Copy out each line of the data holding "MOVING".

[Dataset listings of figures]
──────────
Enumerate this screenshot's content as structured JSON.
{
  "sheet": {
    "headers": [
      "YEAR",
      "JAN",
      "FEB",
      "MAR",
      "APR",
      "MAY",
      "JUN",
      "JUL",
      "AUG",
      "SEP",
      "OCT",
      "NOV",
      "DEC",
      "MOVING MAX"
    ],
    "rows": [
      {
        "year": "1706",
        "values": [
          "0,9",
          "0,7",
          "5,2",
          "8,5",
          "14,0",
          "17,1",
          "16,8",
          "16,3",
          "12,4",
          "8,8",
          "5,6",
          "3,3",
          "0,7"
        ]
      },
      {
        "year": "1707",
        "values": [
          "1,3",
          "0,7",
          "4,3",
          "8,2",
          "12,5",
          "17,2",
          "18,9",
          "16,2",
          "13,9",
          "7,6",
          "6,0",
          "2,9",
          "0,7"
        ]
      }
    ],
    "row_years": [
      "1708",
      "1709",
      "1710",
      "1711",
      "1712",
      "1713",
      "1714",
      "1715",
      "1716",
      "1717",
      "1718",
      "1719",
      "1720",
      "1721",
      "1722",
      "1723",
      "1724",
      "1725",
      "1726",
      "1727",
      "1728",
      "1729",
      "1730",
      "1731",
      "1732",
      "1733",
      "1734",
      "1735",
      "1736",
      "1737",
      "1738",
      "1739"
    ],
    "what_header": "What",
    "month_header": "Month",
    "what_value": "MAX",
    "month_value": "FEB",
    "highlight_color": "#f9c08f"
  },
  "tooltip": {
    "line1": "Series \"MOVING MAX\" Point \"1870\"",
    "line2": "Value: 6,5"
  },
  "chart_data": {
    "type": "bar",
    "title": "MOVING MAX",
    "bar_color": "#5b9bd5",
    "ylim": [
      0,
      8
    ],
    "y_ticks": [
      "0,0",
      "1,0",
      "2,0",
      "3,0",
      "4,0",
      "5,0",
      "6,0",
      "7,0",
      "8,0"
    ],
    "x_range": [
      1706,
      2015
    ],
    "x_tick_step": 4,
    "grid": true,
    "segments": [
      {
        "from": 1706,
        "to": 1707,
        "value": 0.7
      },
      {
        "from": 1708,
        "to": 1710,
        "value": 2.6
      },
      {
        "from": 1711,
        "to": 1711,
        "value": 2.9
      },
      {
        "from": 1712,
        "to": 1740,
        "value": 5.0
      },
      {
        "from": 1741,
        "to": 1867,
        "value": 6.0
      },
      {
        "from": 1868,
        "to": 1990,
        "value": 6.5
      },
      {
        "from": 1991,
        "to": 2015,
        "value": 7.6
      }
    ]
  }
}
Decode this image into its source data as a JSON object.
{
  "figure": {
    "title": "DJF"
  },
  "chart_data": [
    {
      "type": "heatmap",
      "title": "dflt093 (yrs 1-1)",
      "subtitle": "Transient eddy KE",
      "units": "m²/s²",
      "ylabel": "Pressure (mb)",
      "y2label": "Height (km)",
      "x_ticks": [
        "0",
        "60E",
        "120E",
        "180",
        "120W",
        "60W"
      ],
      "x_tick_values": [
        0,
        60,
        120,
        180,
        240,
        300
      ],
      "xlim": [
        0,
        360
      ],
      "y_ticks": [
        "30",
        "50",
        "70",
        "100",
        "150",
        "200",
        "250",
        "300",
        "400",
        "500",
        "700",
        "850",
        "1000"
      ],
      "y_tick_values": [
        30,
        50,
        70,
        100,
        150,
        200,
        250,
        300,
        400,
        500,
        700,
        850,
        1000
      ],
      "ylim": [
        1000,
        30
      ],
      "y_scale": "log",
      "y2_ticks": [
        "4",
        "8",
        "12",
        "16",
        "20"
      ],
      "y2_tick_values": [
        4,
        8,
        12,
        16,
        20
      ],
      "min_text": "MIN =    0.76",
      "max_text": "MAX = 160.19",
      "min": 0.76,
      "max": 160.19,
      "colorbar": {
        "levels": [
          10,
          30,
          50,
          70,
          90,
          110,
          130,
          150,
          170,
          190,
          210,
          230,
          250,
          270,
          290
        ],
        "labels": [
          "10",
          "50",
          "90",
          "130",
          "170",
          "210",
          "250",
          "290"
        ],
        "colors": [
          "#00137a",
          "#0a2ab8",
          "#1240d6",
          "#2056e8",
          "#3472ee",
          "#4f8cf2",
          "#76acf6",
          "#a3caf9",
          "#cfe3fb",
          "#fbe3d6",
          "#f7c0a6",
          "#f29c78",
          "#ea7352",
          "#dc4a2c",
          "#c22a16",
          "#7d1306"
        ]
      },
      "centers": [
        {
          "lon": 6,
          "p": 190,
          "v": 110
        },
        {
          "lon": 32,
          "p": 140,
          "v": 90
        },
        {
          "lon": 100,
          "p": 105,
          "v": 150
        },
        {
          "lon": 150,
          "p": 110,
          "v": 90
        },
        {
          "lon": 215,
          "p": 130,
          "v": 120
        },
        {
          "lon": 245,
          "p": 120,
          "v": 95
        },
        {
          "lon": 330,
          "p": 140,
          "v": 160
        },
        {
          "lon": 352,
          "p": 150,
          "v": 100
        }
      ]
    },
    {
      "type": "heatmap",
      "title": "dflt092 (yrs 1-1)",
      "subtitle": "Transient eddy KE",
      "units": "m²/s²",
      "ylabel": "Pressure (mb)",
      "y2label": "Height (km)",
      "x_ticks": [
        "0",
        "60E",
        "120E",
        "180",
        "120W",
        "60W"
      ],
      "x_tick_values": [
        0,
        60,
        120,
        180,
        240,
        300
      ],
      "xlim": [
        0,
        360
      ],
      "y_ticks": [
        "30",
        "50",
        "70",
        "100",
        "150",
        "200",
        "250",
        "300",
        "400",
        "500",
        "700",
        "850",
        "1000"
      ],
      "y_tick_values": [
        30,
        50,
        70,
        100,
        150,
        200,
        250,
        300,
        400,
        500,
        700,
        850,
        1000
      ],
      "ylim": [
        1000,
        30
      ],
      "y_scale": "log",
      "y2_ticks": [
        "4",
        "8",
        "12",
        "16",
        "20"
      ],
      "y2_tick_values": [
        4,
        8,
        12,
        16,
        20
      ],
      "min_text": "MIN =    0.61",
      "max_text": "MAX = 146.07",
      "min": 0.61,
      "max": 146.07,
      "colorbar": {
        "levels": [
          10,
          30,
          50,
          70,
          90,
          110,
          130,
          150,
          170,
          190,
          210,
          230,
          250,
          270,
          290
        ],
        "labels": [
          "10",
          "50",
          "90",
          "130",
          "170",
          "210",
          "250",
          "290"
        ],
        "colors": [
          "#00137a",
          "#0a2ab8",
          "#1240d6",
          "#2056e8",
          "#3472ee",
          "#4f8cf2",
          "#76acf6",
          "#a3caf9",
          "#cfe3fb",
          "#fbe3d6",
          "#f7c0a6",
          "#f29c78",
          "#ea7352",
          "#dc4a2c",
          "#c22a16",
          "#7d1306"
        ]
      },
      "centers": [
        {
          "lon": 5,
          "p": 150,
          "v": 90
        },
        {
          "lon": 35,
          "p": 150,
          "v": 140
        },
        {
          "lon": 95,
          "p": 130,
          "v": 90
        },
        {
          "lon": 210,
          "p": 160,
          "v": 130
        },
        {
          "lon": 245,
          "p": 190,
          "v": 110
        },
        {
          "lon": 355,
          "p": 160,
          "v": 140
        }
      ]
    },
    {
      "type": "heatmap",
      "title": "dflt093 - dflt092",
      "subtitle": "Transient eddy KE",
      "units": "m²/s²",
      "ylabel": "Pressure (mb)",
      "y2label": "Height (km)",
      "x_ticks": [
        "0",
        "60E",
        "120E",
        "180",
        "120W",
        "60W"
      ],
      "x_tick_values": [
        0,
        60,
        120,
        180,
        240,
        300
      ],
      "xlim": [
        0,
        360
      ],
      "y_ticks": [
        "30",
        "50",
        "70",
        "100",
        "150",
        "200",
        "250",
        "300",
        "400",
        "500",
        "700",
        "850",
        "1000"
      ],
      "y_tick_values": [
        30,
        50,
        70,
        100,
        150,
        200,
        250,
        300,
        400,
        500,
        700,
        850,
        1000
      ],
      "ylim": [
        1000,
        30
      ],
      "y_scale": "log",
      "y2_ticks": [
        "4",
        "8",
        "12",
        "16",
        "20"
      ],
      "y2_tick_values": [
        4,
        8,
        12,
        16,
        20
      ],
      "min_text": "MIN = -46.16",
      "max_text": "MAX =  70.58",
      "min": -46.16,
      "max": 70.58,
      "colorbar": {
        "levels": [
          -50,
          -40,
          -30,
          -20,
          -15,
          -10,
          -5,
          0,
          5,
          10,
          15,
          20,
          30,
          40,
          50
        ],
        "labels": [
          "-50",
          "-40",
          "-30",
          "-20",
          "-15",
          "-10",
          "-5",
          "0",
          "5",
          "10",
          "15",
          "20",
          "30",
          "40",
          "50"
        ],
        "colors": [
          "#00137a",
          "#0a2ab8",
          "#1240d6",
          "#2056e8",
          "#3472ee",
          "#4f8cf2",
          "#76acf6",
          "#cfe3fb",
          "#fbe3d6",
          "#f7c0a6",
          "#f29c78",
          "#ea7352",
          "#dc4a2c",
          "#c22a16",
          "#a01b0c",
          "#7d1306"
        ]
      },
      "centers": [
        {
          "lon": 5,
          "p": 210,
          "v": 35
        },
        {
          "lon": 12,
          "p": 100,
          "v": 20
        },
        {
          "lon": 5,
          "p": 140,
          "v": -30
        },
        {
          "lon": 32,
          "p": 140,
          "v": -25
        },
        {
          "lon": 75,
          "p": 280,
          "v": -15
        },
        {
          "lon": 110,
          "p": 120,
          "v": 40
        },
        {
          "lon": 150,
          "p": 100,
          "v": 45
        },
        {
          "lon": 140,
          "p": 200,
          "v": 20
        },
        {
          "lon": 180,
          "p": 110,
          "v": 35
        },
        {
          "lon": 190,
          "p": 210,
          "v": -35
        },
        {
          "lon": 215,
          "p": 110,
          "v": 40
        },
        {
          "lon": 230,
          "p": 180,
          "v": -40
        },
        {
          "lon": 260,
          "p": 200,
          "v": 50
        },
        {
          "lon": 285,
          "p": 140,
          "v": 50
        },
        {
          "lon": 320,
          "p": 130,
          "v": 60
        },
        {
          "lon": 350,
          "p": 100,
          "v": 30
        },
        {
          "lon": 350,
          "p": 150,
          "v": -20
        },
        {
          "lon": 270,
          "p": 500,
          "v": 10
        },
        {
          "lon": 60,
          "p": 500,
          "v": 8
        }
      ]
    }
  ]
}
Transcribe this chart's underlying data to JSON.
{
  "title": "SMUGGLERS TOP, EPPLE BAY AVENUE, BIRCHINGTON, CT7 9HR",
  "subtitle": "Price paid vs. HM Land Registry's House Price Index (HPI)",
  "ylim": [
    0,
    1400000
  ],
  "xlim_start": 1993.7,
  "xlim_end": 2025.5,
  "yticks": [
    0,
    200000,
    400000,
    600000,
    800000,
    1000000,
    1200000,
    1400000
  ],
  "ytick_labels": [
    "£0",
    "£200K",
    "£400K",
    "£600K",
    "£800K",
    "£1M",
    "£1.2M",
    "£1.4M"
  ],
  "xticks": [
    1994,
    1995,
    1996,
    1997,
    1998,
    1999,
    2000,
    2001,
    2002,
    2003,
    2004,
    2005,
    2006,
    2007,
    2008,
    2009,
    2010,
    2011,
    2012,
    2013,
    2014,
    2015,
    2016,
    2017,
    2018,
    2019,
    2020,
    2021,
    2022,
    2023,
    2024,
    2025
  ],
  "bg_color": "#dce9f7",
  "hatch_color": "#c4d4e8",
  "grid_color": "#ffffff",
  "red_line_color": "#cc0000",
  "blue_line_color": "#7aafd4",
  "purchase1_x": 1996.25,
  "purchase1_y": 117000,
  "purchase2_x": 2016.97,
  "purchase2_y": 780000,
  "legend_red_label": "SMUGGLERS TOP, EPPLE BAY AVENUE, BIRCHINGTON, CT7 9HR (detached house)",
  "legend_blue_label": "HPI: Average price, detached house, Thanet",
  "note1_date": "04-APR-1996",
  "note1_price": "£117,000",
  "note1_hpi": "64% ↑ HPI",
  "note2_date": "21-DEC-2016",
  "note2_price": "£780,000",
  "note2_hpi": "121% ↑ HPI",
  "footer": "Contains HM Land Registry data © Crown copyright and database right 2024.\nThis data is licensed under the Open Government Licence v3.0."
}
──────────
*Problem solution:*
      "MOVING MAX"
    "line1": "Series \"MOVING MAX\" Point \"1870\"",
    "title": "MOVING MAX",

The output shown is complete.